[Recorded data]
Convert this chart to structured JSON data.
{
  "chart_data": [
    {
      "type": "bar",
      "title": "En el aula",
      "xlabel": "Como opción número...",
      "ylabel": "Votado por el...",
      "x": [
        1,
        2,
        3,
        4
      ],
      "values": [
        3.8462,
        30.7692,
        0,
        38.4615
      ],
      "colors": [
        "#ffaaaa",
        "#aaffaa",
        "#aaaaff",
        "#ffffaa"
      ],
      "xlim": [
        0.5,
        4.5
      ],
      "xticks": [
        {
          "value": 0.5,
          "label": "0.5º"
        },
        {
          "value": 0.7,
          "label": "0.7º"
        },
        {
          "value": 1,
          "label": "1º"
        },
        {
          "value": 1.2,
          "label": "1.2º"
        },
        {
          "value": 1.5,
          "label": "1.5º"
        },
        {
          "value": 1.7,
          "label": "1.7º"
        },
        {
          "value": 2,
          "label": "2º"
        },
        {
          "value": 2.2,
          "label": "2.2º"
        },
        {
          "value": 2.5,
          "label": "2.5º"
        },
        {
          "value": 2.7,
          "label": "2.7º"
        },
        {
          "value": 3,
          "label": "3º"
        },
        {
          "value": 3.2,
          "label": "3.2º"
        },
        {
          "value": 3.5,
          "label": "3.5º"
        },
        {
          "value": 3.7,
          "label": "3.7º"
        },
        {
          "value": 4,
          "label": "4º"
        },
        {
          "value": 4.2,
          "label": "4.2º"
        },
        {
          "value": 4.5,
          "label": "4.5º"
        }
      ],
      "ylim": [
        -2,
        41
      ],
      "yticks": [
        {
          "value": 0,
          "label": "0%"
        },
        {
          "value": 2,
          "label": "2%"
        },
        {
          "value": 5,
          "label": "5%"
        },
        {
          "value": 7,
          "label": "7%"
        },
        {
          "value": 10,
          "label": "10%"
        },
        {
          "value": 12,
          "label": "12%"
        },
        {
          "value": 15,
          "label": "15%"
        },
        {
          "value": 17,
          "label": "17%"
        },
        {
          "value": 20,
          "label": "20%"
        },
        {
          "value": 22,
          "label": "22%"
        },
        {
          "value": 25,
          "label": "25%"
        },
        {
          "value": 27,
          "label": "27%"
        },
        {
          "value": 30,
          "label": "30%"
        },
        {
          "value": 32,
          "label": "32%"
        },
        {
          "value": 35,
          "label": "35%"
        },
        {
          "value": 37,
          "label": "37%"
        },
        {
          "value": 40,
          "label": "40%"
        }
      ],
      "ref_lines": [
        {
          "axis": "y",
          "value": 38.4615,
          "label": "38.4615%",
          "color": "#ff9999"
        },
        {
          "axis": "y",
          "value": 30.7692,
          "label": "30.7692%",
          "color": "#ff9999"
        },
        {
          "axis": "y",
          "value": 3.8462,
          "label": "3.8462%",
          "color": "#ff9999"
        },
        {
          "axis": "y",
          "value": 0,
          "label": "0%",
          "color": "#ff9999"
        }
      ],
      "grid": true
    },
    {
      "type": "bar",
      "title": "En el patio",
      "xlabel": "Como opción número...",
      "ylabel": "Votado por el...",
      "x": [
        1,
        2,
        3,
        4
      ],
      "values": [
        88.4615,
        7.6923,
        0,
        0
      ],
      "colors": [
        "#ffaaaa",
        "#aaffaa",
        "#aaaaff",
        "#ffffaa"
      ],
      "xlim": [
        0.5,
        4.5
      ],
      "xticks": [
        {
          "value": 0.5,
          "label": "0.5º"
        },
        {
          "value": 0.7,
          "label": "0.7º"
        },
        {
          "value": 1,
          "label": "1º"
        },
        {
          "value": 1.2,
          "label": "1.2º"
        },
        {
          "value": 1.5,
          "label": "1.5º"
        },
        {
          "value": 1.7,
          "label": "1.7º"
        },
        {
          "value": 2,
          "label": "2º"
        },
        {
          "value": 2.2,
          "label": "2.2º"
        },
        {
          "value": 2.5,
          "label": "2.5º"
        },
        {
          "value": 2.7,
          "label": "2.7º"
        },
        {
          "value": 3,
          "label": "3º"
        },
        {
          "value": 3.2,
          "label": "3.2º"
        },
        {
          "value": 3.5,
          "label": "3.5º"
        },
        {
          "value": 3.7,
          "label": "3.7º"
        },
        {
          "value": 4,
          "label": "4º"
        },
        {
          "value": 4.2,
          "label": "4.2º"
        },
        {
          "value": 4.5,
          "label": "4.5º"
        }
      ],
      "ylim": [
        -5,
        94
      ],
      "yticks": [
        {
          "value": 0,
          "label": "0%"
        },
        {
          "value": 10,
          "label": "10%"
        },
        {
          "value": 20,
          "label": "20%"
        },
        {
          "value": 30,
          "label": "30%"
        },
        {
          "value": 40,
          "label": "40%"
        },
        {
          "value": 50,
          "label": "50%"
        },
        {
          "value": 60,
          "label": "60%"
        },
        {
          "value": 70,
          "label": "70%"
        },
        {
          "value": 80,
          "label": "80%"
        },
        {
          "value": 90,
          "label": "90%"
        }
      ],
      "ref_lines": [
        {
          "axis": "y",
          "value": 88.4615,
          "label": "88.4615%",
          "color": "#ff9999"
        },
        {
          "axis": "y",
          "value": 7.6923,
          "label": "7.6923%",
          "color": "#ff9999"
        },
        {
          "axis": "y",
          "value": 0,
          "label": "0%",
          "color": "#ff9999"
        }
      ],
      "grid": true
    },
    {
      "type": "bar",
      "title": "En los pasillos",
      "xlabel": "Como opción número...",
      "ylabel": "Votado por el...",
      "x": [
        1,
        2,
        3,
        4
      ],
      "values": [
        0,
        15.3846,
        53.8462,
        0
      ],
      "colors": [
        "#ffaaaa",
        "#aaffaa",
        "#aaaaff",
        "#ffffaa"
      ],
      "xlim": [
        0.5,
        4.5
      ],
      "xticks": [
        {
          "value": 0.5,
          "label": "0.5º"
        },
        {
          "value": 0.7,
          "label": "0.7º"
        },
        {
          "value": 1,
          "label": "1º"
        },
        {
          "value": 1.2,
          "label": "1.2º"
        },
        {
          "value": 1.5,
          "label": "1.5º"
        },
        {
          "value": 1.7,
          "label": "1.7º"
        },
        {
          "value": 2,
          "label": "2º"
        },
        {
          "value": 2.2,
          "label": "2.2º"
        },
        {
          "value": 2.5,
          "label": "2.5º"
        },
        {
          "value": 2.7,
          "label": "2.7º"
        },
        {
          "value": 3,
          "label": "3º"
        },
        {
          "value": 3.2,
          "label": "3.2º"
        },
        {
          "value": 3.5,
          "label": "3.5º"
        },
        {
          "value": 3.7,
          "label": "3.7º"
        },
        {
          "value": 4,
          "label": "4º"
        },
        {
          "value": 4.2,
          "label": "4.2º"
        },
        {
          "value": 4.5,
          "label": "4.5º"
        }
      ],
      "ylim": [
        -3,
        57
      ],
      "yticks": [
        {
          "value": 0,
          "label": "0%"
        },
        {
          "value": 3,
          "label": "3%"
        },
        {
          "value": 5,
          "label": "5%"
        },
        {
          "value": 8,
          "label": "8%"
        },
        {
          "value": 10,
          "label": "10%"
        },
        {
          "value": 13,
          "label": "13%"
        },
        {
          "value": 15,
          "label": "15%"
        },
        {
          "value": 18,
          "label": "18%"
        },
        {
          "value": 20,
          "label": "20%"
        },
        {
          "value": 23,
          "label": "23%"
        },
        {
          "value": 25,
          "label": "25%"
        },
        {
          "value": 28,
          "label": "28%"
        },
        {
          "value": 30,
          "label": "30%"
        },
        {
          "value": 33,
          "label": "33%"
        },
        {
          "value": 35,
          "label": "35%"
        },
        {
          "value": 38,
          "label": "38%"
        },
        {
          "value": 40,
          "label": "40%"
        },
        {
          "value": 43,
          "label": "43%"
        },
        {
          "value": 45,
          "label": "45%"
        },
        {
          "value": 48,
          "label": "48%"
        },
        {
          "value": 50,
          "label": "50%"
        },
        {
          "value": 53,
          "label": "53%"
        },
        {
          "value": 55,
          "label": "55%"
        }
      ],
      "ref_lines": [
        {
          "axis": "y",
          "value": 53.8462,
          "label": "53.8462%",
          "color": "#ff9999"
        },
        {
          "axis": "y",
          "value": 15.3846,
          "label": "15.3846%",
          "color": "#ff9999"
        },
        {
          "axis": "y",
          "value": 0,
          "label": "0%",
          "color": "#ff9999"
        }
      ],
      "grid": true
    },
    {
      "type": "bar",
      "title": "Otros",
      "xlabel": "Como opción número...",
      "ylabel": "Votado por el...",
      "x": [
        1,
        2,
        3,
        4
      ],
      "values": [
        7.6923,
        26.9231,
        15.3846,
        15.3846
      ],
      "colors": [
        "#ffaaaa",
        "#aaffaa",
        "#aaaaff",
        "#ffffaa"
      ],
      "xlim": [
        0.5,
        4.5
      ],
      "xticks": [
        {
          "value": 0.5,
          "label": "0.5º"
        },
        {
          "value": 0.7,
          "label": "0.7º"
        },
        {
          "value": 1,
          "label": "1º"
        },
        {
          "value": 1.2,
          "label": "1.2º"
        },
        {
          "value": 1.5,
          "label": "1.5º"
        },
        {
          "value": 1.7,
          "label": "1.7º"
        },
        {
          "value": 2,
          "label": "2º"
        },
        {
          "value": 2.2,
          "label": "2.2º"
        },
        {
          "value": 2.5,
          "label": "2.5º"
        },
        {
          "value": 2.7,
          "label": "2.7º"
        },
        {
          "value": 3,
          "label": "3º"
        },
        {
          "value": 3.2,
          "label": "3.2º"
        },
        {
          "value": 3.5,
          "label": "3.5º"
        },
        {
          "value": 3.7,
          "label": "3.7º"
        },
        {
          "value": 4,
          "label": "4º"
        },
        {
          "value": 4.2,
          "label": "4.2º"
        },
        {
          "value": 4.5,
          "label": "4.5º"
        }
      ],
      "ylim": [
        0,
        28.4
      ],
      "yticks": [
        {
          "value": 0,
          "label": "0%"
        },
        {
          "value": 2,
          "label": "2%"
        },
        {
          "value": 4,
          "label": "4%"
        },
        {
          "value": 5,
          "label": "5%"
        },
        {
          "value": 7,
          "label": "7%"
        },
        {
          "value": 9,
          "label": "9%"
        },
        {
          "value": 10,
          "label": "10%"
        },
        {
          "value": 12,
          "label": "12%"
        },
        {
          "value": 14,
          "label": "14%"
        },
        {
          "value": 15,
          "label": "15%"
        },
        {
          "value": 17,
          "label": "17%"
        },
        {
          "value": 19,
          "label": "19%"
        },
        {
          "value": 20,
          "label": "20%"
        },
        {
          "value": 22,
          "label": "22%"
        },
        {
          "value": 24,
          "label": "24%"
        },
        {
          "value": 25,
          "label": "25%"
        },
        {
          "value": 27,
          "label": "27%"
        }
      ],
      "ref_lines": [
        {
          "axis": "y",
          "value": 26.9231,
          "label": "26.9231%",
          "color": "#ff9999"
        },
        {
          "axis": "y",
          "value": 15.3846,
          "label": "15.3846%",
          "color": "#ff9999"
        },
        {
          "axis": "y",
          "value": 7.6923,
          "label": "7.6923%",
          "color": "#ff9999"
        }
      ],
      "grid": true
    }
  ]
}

### Brief
Which lines in the listing above hold the word "title"? Show each of them.

### Result for this exercise
      "title": "En el aula",
      "title": "En el patio",
      "title": "En los pasillos",
      "title": "Otros",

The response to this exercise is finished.